-- START OF Information given --

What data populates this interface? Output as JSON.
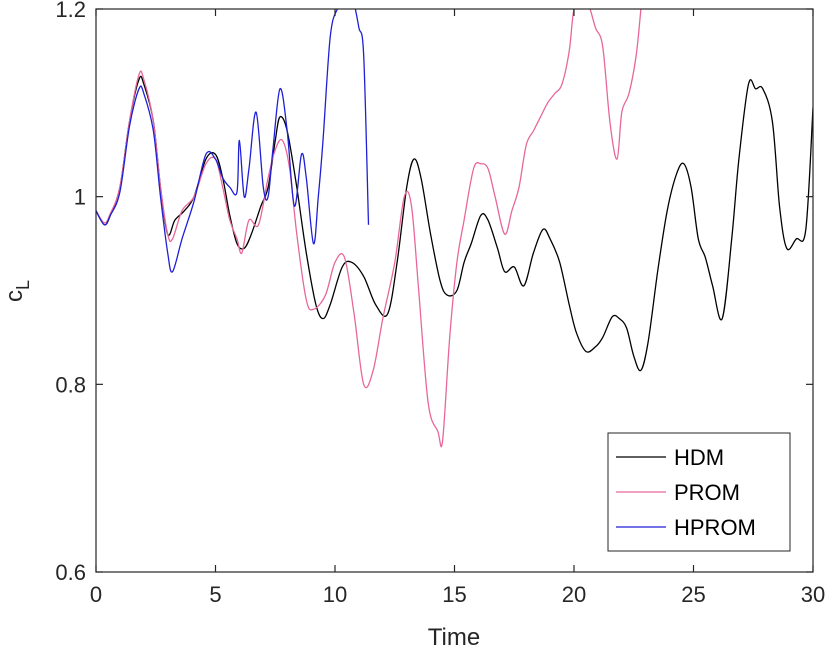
{
  "chart_data": {
    "type": "line",
    "xlabel": "Time",
    "ylabel": {
      "main": "c",
      "sub": "L"
    },
    "xlim": [
      0,
      30
    ],
    "ylim": [
      0.6,
      1.2
    ],
    "xticks": [
      0,
      5,
      10,
      15,
      20,
      25,
      30
    ],
    "xtick_labels": [
      "0",
      "5",
      "10",
      "15",
      "20",
      "25",
      "30"
    ],
    "yticks": [
      0.6,
      0.8,
      1.0,
      1.2
    ],
    "ytick_labels": [
      "0.6",
      "0.8",
      "1",
      "1.2"
    ],
    "grid": false,
    "legend_position": "bottom-right",
    "series": [
      {
        "name": "HDM",
        "color": "#000000",
        "x": [
          0,
          0.35,
          0.6,
          1.0,
          1.4,
          1.8,
          2.0,
          2.4,
          2.7,
          3.0,
          3.3,
          3.7,
          4.1,
          4.6,
          5.0,
          5.3,
          5.6,
          5.9,
          6.2,
          6.5,
          6.9,
          7.2,
          7.5,
          7.7,
          8.0,
          8.4,
          8.8,
          9.2,
          9.5,
          9.8,
          10.3,
          10.7,
          11.2,
          11.7,
          12.2,
          12.6,
          13.0,
          13.3,
          13.6,
          14.0,
          14.4,
          14.7,
          15.1,
          15.4,
          15.7,
          16.1,
          16.4,
          16.8,
          17.1,
          17.5,
          17.9,
          18.3,
          18.7,
          19.0,
          19.4,
          19.8,
          20.1,
          20.5,
          20.9,
          21.2,
          21.6,
          21.9,
          22.2,
          22.5,
          22.8,
          23.1,
          23.5,
          23.9,
          24.3,
          24.6,
          24.9,
          25.2,
          25.5,
          25.8,
          26.2,
          26.6,
          26.9,
          27.3,
          27.6,
          27.9,
          28.3,
          28.6,
          28.9,
          29.3,
          29.7,
          30.0
        ],
        "y": [
          0.985,
          0.97,
          0.98,
          1.01,
          1.08,
          1.125,
          1.12,
          1.08,
          1.01,
          0.96,
          0.975,
          0.985,
          1.0,
          1.04,
          1.045,
          1.02,
          0.98,
          0.95,
          0.945,
          0.96,
          0.99,
          1.01,
          1.06,
          1.085,
          1.07,
          1.01,
          0.94,
          0.885,
          0.87,
          0.885,
          0.925,
          0.93,
          0.915,
          0.885,
          0.875,
          0.93,
          1.01,
          1.04,
          1.02,
          0.96,
          0.91,
          0.895,
          0.9,
          0.93,
          0.95,
          0.98,
          0.975,
          0.945,
          0.92,
          0.925,
          0.905,
          0.94,
          0.965,
          0.955,
          0.93,
          0.885,
          0.855,
          0.835,
          0.84,
          0.85,
          0.872,
          0.87,
          0.86,
          0.83,
          0.815,
          0.845,
          0.92,
          0.985,
          1.025,
          1.035,
          1.01,
          0.955,
          0.935,
          0.905,
          0.87,
          0.955,
          1.04,
          1.12,
          1.115,
          1.115,
          1.08,
          0.99,
          0.945,
          0.955,
          0.965,
          1.095
        ]
      },
      {
        "name": "PROM",
        "color": "#e8679a",
        "x": [
          0,
          0.35,
          0.6,
          1.0,
          1.4,
          1.8,
          2.0,
          2.4,
          2.7,
          3.0,
          3.2,
          3.6,
          4.1,
          4.6,
          5.0,
          5.3,
          5.6,
          5.9,
          6.1,
          6.4,
          6.8,
          7.2,
          7.5,
          7.8,
          8.1,
          8.4,
          8.8,
          9.1,
          9.6,
          10.0,
          10.4,
          10.8,
          11.2,
          11.6,
          12.0,
          12.5,
          12.9,
          13.2,
          13.5,
          13.9,
          14.3,
          14.5,
          14.8,
          15.1,
          15.4,
          15.8,
          16.1,
          16.4,
          16.7,
          17.1,
          17.4,
          17.7,
          18.0,
          18.3,
          18.6,
          18.9,
          19.2,
          19.5,
          19.8,
          20.0,
          20.3,
          20.6,
          20.9,
          21.2,
          21.5,
          21.8,
          22.0,
          22.3,
          22.6,
          22.8
        ],
        "y": [
          0.985,
          0.972,
          0.982,
          1.01,
          1.08,
          1.13,
          1.125,
          1.08,
          1.01,
          0.96,
          0.955,
          0.985,
          1.0,
          1.035,
          1.04,
          1.01,
          0.975,
          0.955,
          0.94,
          0.975,
          0.97,
          1.02,
          1.05,
          1.06,
          1.03,
          0.96,
          0.89,
          0.88,
          0.895,
          0.93,
          0.935,
          0.875,
          0.8,
          0.815,
          0.87,
          0.93,
          1.0,
          0.99,
          0.9,
          0.78,
          0.75,
          0.74,
          0.85,
          0.93,
          0.975,
          1.03,
          1.035,
          1.03,
          1.0,
          0.96,
          0.985,
          1.01,
          1.055,
          1.07,
          1.085,
          1.1,
          1.11,
          1.12,
          1.155,
          1.2,
          1.21,
          1.205,
          1.18,
          1.16,
          1.08,
          1.04,
          1.09,
          1.11,
          1.15,
          1.2
        ]
      },
      {
        "name": "HPROM",
        "color": "#1f1fd6",
        "x": [
          0,
          0.35,
          0.6,
          1.0,
          1.4,
          1.8,
          2.0,
          2.4,
          2.7,
          3.0,
          3.2,
          3.6,
          4.1,
          4.6,
          5.0,
          5.3,
          5.6,
          5.9,
          6.0,
          6.2,
          6.4,
          6.7,
          7.0,
          7.2,
          7.4,
          7.7,
          8.0,
          8.3,
          8.6,
          8.8,
          9.1,
          9.3,
          9.5,
          9.8,
          10.1,
          10.4,
          10.6,
          10.8,
          11.0,
          11.2,
          11.4
        ],
        "y": [
          0.985,
          0.97,
          0.98,
          1.005,
          1.075,
          1.115,
          1.11,
          1.07,
          1.0,
          0.94,
          0.92,
          0.955,
          0.995,
          1.045,
          1.04,
          1.02,
          1.01,
          1.005,
          1.06,
          1.0,
          1.03,
          1.09,
          1.01,
          1.0,
          1.05,
          1.115,
          1.07,
          0.99,
          1.045,
          1.02,
          0.95,
          1.0,
          1.06,
          1.17,
          1.2,
          1.205,
          1.21,
          1.205,
          1.18,
          1.15,
          0.97
        ]
      }
    ]
  }
}
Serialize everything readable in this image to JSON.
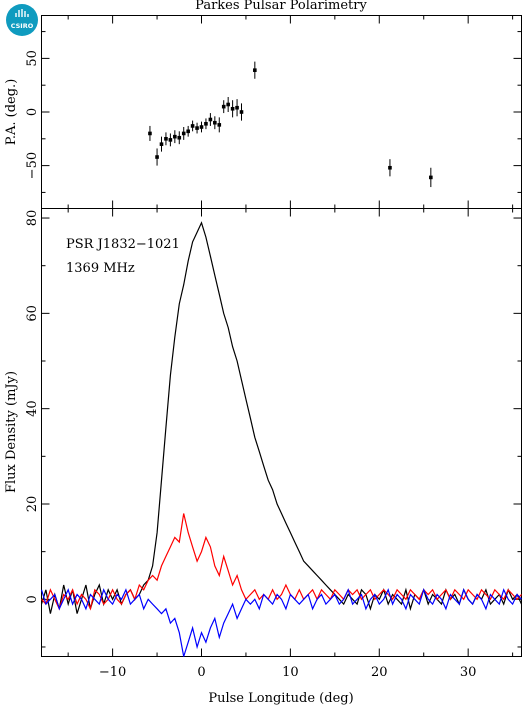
{
  "chart_data": {
    "title": "Parkes Pulsar Polarimetry",
    "xlabel": "Pulse Longitude (deg)",
    "xlim": [
      -18,
      36
    ],
    "x_ticks": [
      -10,
      0,
      10,
      20,
      30
    ],
    "logo_text": "CSIRO",
    "panels": [
      {
        "name": "pa",
        "type": "scatter",
        "ylabel": "P.A. (deg.)",
        "ylim": [
          -90,
          90
        ],
        "y_ticks": [
          -50,
          0,
          50
        ],
        "points": [
          {
            "x": -5.8,
            "y": -20,
            "err": 7
          },
          {
            "x": -5.0,
            "y": -42,
            "err": 8
          },
          {
            "x": -4.5,
            "y": -30,
            "err": 7
          },
          {
            "x": -4.0,
            "y": -25,
            "err": 6
          },
          {
            "x": -3.5,
            "y": -26,
            "err": 6
          },
          {
            "x": -3.0,
            "y": -23,
            "err": 6
          },
          {
            "x": -2.5,
            "y": -24,
            "err": 6
          },
          {
            "x": -2.0,
            "y": -20,
            "err": 6
          },
          {
            "x": -1.5,
            "y": -18,
            "err": 5
          },
          {
            "x": -1.0,
            "y": -13,
            "err": 5
          },
          {
            "x": -0.5,
            "y": -15,
            "err": 5
          },
          {
            "x": 0.0,
            "y": -14,
            "err": 5
          },
          {
            "x": 0.5,
            "y": -11,
            "err": 5
          },
          {
            "x": 1.0,
            "y": -7,
            "err": 6
          },
          {
            "x": 1.5,
            "y": -10,
            "err": 6
          },
          {
            "x": 2.0,
            "y": -12,
            "err": 7
          },
          {
            "x": 2.5,
            "y": 5,
            "err": 6
          },
          {
            "x": 3.0,
            "y": 7,
            "err": 7
          },
          {
            "x": 3.5,
            "y": 3,
            "err": 8
          },
          {
            "x": 4.0,
            "y": 4,
            "err": 8
          },
          {
            "x": 4.5,
            "y": 0,
            "err": 8
          },
          {
            "x": 6.0,
            "y": 39,
            "err": 8
          },
          {
            "x": 21.2,
            "y": -52,
            "err": 8
          },
          {
            "x": 25.8,
            "y": -61,
            "err": 9
          }
        ]
      },
      {
        "name": "flux",
        "type": "line",
        "ylabel": "Flux Density (mJy)",
        "ylim": [
          -12,
          82
        ],
        "y_ticks": [
          0,
          20,
          40,
          60,
          80
        ],
        "annotations": [
          "PSR J1832−1021",
          "1369 MHz"
        ],
        "x": [
          -18.0,
          -17.5,
          -17.0,
          -16.5,
          -16.0,
          -15.5,
          -15.0,
          -14.5,
          -14.0,
          -13.5,
          -13.0,
          -12.5,
          -12.0,
          -11.5,
          -11.0,
          -10.5,
          -10.0,
          -9.5,
          -9.0,
          -8.5,
          -8.0,
          -7.5,
          -7.0,
          -6.5,
          -6.0,
          -5.5,
          -5.0,
          -4.5,
          -4.0,
          -3.5,
          -3.0,
          -2.5,
          -2.0,
          -1.5,
          -1.0,
          -0.5,
          0.0,
          0.5,
          1.0,
          1.5,
          2.0,
          2.5,
          3.0,
          3.5,
          4.0,
          4.5,
          5.0,
          5.5,
          6.0,
          6.5,
          7.0,
          7.5,
          8.0,
          8.5,
          9.0,
          9.5,
          10.0,
          10.5,
          11.0,
          11.5,
          12.0,
          12.5,
          13.0,
          13.5,
          14.0,
          14.5,
          15.0,
          15.5,
          16.0,
          16.5,
          17.0,
          17.5,
          18.0,
          18.5,
          19.0,
          19.5,
          20.0,
          20.5,
          21.0,
          21.5,
          22.0,
          22.5,
          23.0,
          23.5,
          24.0,
          24.5,
          25.0,
          25.5,
          26.0,
          26.5,
          27.0,
          27.5,
          28.0,
          28.5,
          29.0,
          29.5,
          30.0,
          30.5,
          31.0,
          31.5,
          32.0,
          32.5,
          33.0,
          33.5,
          34.0,
          34.5,
          35.0,
          35.5,
          36.0
        ],
        "series": [
          {
            "color": "#000000",
            "values": [
              -1,
              2,
              -3,
              1,
              -2,
              3,
              -1,
              2,
              -3,
              0,
              3,
              -2,
              1,
              3,
              -1,
              2,
              0,
              2,
              -1,
              1,
              2,
              0,
              1,
              3,
              4,
              7,
              14,
              25,
              36,
              47,
              55,
              62,
              66,
              71,
              75,
              77,
              79,
              76,
              72,
              68,
              64,
              60,
              57,
              53,
              50,
              46,
              42,
              38,
              34,
              31,
              28,
              25,
              23,
              20,
              18,
              16,
              14,
              12,
              10,
              8,
              7,
              6,
              5,
              4,
              3,
              2,
              1,
              0,
              -1,
              1,
              0,
              -1,
              2,
              1,
              -2,
              1,
              0,
              2,
              -1,
              1,
              0,
              -1,
              2,
              -2,
              1,
              0,
              2,
              -1,
              1,
              0,
              -1,
              2,
              0,
              1,
              -1,
              2,
              0,
              -1,
              1,
              0,
              2,
              -1,
              0,
              1,
              -1,
              2,
              0,
              1,
              -1
            ]
          },
          {
            "color": "#ff0000",
            "values": [
              0,
              -1,
              2,
              0,
              -2,
              1,
              0,
              2,
              -1,
              1,
              0,
              -2,
              2,
              1,
              -1,
              0,
              2,
              0,
              -1,
              1,
              2,
              0,
              3,
              2,
              4,
              5,
              4,
              7,
              9,
              11,
              13,
              12,
              18,
              14,
              11,
              8,
              10,
              13,
              11,
              7,
              5,
              9,
              6,
              3,
              5,
              2,
              0,
              1,
              2,
              0,
              1,
              0,
              2,
              0,
              1,
              3,
              1,
              0,
              2,
              0,
              1,
              2,
              0,
              2,
              1,
              0,
              2,
              1,
              0,
              2,
              1,
              2,
              0,
              1,
              2,
              0,
              1,
              2,
              1,
              0,
              2,
              1,
              0,
              2,
              1,
              0,
              2,
              1,
              2,
              0,
              1,
              2,
              0,
              2,
              1,
              0,
              2,
              1,
              0,
              2,
              1,
              0,
              2,
              1,
              0,
              2,
              1,
              0,
              1
            ]
          },
          {
            "color": "#0000ff",
            "values": [
              2,
              -1,
              0,
              1,
              -2,
              0,
              2,
              -1,
              1,
              0,
              -2,
              1,
              0,
              -1,
              2,
              0,
              -1,
              1,
              0,
              2,
              -1,
              0,
              1,
              -2,
              0,
              -1,
              -2,
              -3,
              -2,
              -5,
              -4,
              -7,
              -12,
              -9,
              -6,
              -10,
              -7,
              -9,
              -6,
              -4,
              -8,
              -5,
              -3,
              -1,
              -4,
              -2,
              0,
              -1,
              0,
              -2,
              1,
              0,
              -1,
              1,
              0,
              -2,
              1,
              0,
              -1,
              0,
              1,
              -2,
              0,
              1,
              -1,
              0,
              1,
              -1,
              0,
              2,
              -1,
              0,
              1,
              -2,
              0,
              1,
              -1,
              0,
              2,
              -1,
              1,
              0,
              -2,
              1,
              0,
              -1,
              2,
              0,
              -1,
              1,
              0,
              -2,
              1,
              0,
              -1,
              2,
              0,
              -1,
              1,
              0,
              -2,
              1,
              0,
              -1,
              2,
              0,
              -1,
              1,
              0
            ]
          }
        ]
      }
    ]
  }
}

-- END OF Information given --

-- What the exercise asks --
Check each line of the records for the word "xlabel", and show the lines that contain it.

-- Result of this exercise --
    "xlabel": "Time",
    "xlabel": "Pulse Longitude (deg)",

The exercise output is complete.